[Transcribed page data]
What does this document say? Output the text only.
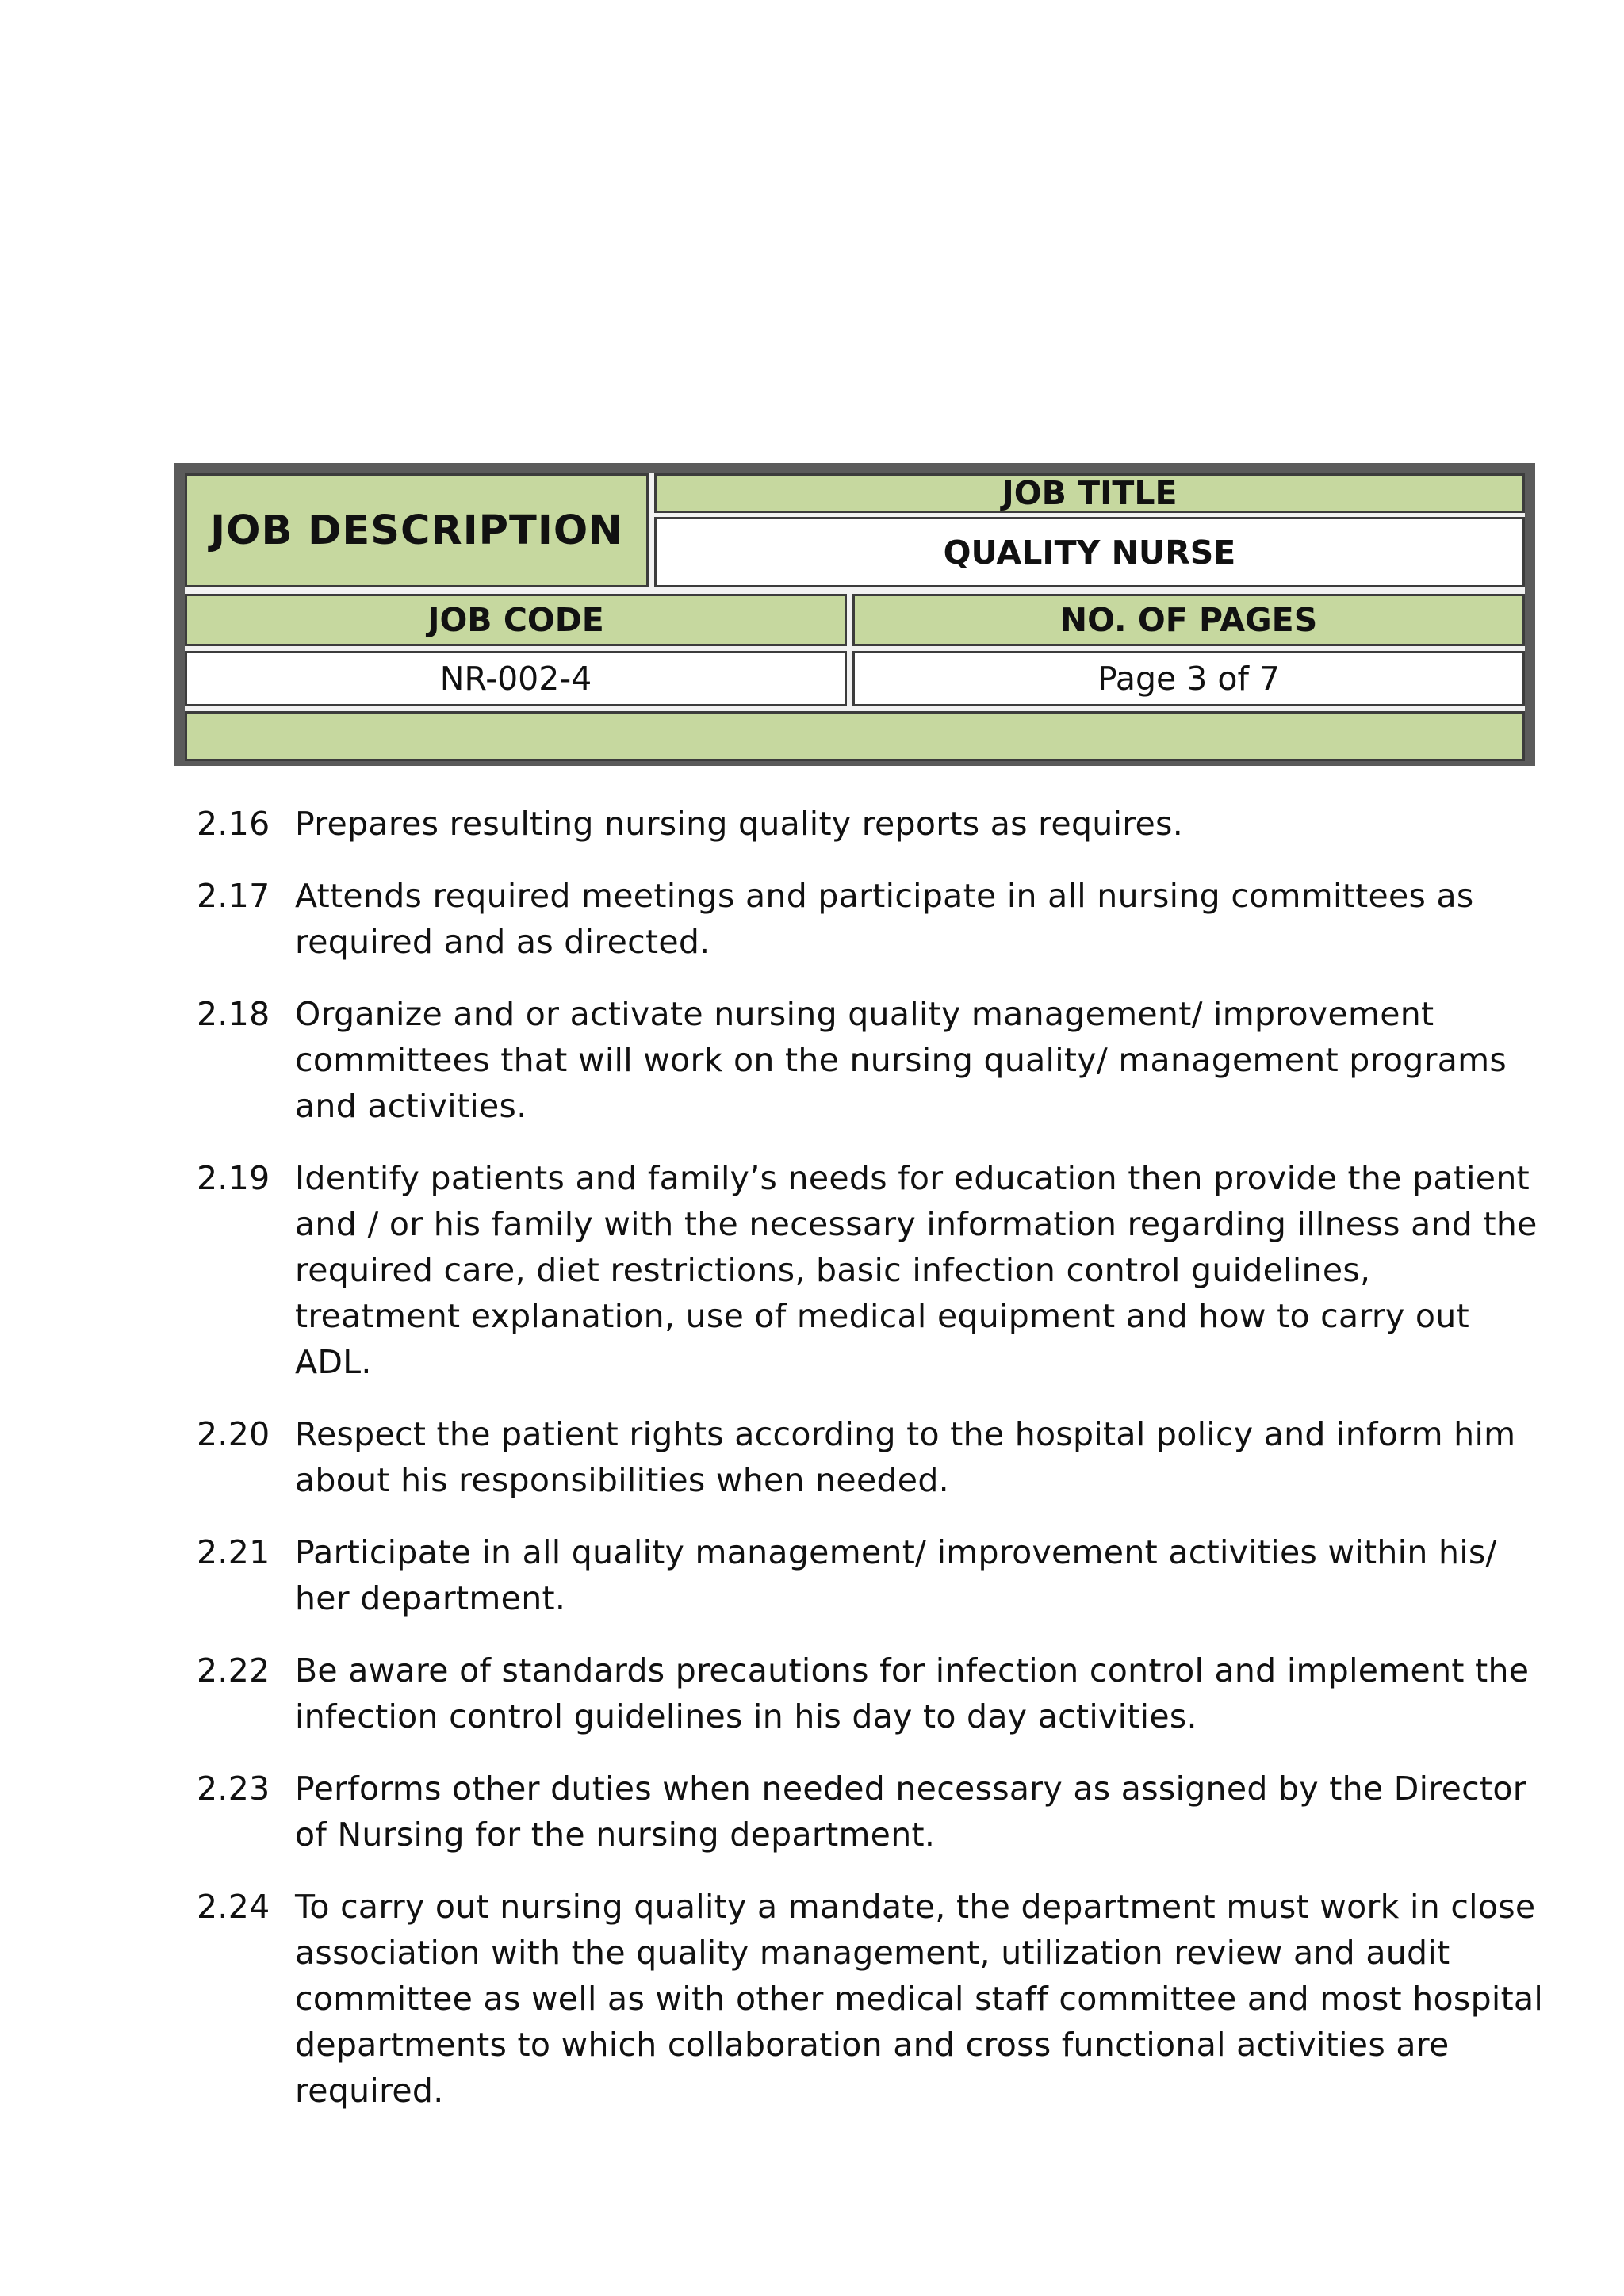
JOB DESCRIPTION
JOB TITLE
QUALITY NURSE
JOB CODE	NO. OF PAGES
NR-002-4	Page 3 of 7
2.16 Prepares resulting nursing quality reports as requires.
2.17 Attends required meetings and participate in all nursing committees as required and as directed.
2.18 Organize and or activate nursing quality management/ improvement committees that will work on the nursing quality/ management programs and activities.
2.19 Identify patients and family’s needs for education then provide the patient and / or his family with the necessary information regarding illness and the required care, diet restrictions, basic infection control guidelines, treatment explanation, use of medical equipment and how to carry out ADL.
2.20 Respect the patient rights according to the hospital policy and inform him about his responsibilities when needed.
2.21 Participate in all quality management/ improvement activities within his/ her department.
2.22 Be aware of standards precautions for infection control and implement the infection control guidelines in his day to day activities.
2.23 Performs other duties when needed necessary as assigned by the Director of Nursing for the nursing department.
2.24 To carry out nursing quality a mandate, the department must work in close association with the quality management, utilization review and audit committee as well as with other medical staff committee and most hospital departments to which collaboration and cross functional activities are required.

* * *

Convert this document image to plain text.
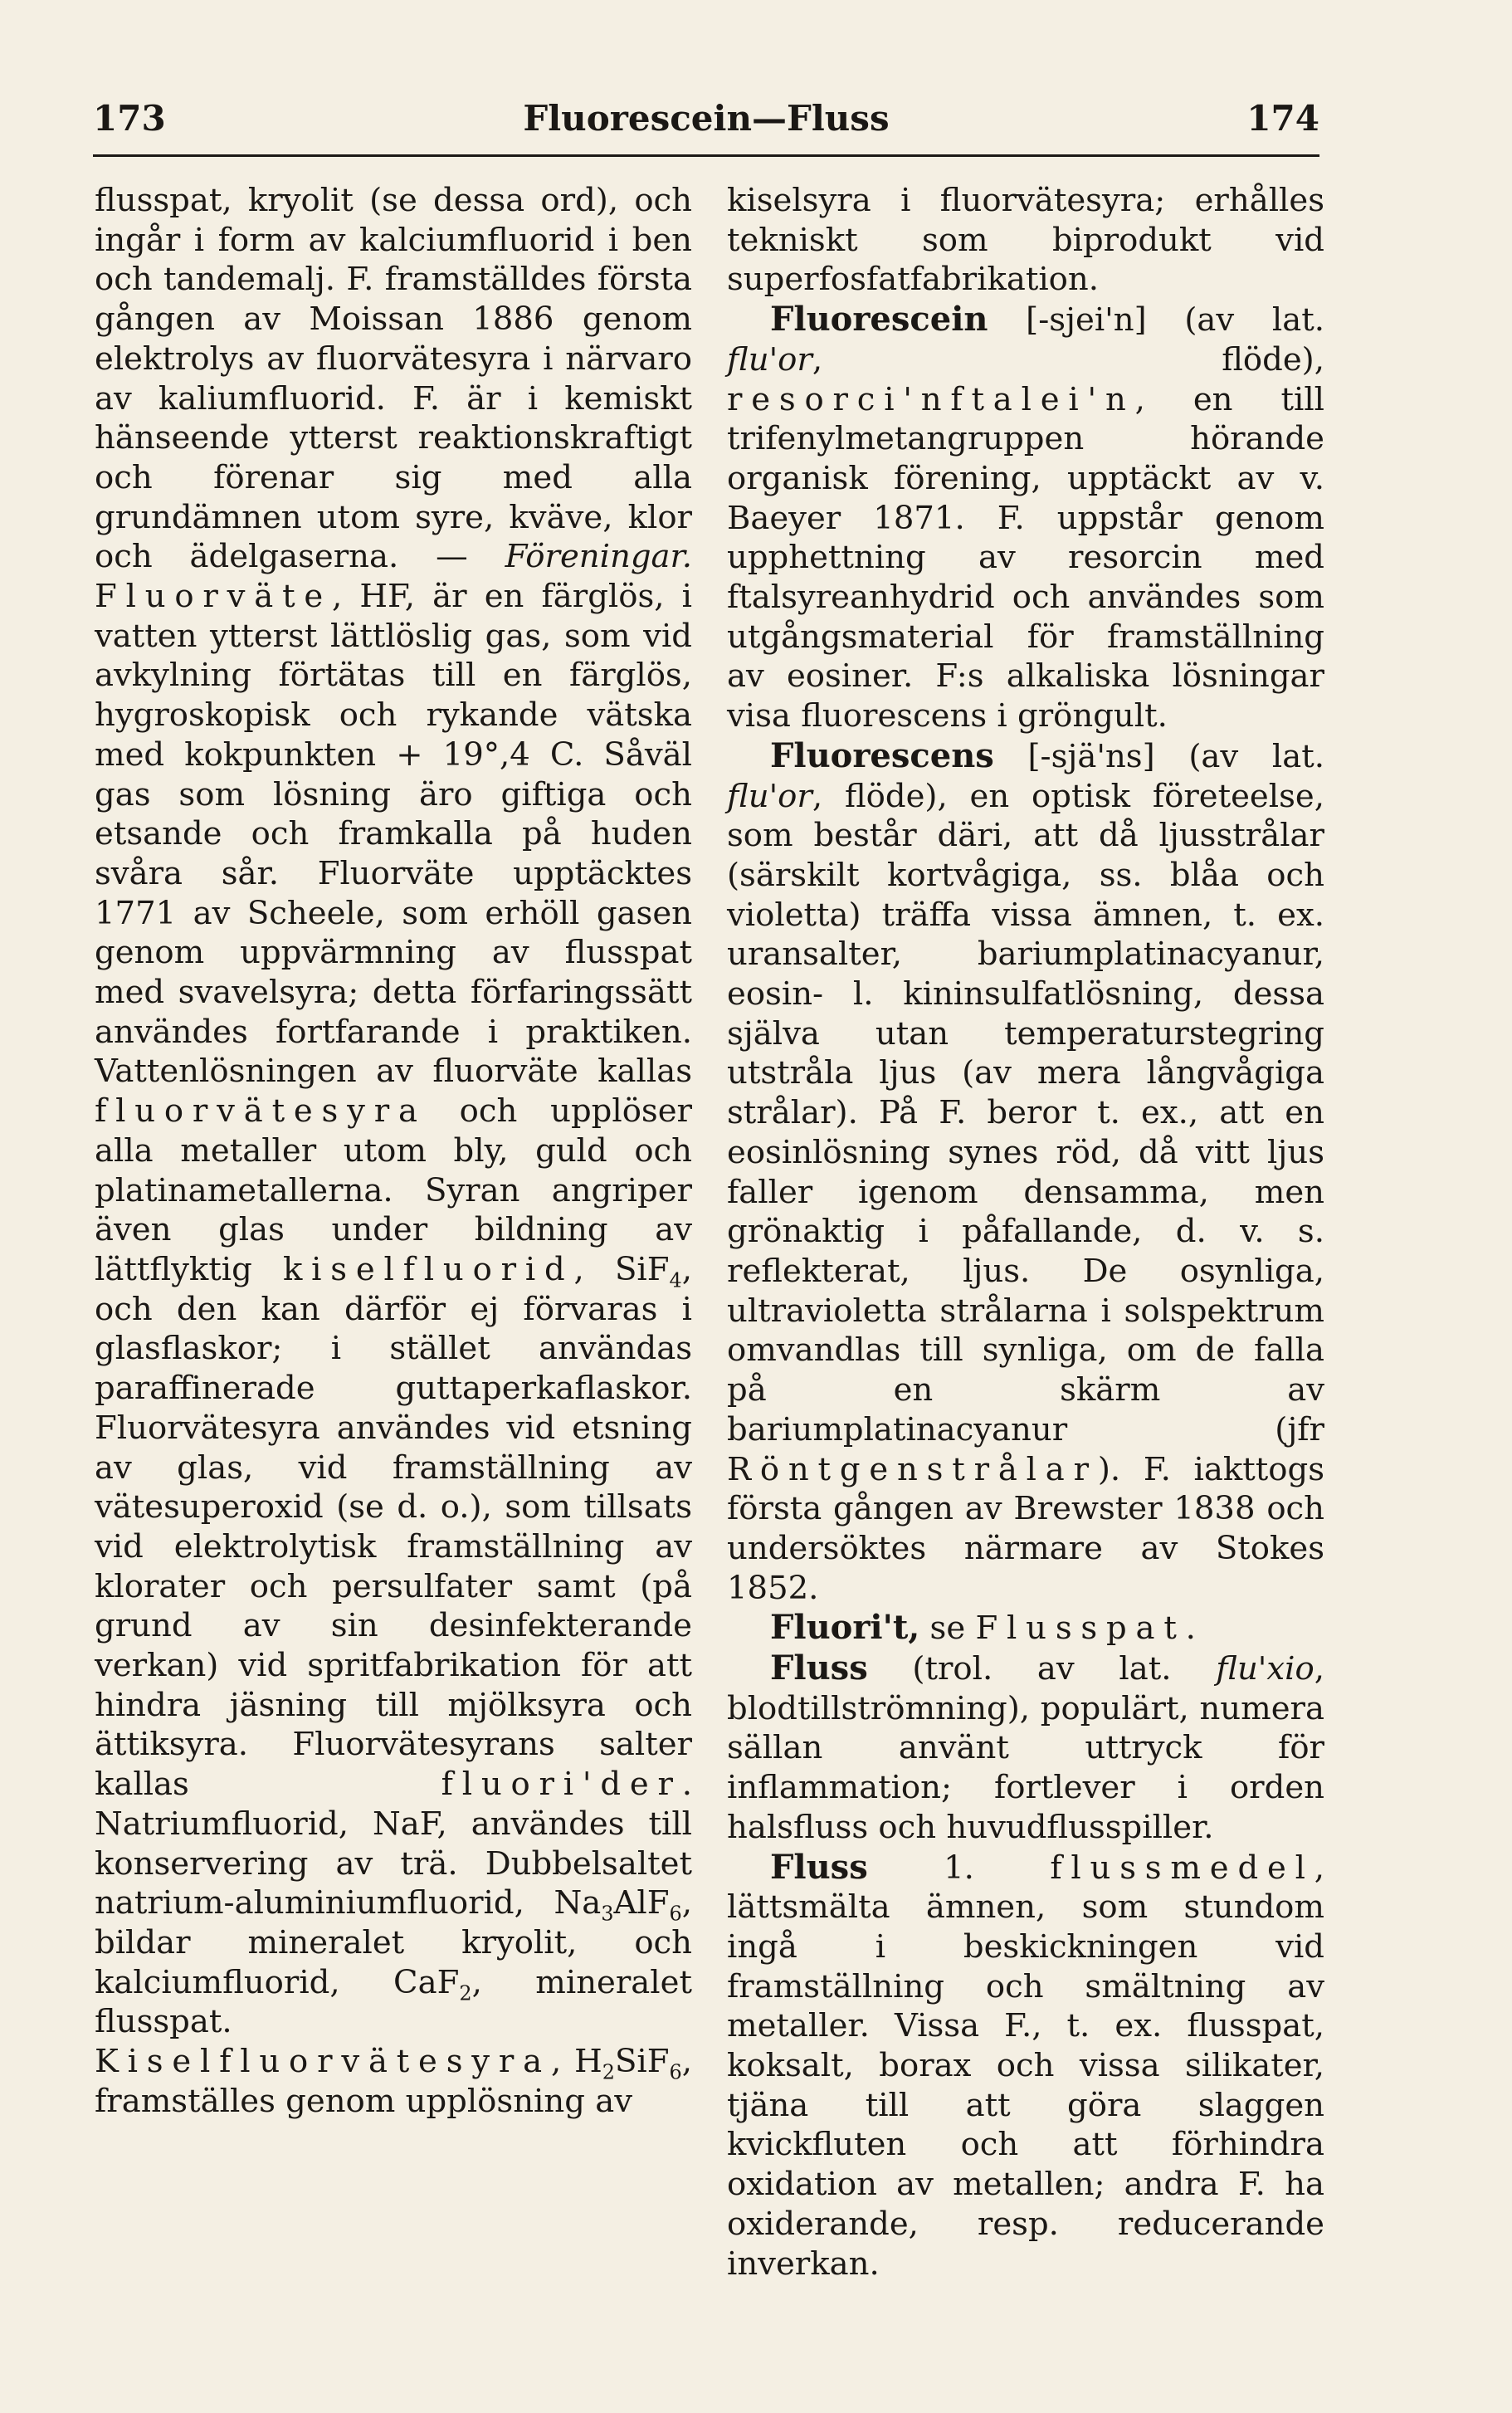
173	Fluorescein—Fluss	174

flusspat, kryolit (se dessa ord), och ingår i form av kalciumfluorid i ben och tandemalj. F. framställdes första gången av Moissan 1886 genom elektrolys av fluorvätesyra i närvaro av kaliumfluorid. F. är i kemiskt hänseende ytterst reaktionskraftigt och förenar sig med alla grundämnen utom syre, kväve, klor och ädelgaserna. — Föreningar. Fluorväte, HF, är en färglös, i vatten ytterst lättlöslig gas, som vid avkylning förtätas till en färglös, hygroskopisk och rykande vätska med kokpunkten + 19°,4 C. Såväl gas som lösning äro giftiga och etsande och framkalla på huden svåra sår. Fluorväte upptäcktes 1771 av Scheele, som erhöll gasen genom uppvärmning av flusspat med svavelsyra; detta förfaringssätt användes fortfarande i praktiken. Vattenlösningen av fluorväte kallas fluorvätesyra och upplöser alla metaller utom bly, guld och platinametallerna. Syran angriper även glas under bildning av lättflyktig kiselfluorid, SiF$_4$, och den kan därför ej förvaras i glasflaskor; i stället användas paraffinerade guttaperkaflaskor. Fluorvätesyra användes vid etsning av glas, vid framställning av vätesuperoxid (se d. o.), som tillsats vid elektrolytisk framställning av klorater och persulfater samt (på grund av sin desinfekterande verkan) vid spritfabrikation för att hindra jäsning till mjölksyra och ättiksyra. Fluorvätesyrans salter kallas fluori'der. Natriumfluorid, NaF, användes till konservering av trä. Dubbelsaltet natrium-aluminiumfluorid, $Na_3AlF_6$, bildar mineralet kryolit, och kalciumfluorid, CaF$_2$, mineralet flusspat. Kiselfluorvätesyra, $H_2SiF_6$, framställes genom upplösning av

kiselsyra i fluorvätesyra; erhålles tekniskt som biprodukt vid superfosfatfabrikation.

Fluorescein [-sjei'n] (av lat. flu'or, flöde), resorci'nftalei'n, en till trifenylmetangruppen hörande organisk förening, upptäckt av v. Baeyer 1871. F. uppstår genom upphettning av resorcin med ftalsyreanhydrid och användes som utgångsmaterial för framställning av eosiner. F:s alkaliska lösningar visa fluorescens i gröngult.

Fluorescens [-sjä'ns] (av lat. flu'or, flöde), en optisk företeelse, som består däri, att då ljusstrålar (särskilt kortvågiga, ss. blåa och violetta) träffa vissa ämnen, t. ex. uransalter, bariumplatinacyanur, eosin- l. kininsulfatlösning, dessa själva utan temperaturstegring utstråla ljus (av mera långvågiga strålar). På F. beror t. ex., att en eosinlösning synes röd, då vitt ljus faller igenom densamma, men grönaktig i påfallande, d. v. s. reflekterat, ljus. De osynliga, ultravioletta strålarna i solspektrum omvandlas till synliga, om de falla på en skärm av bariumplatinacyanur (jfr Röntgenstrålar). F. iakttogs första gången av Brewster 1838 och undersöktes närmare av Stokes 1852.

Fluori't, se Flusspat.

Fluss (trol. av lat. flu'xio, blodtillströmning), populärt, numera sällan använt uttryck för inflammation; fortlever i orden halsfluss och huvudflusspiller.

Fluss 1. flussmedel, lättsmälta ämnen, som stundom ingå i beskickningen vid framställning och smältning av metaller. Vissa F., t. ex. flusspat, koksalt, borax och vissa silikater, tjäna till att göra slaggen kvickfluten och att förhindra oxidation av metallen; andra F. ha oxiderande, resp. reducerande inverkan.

Goal of the exercise: What lines above mention "infection"? Copy each one.

Output of the task:
2.19 Identify patients and family’s needs for education then provide the patient and / or his family with the necessary information regarding illness and the required care, diet restrictions, basic infection control guidelines, treatment explanation, use of medical equipment and how to carry out ADL.
2.22 Be aware of standards precautions for infection control and implement the infection control guidelines in his day to day activities.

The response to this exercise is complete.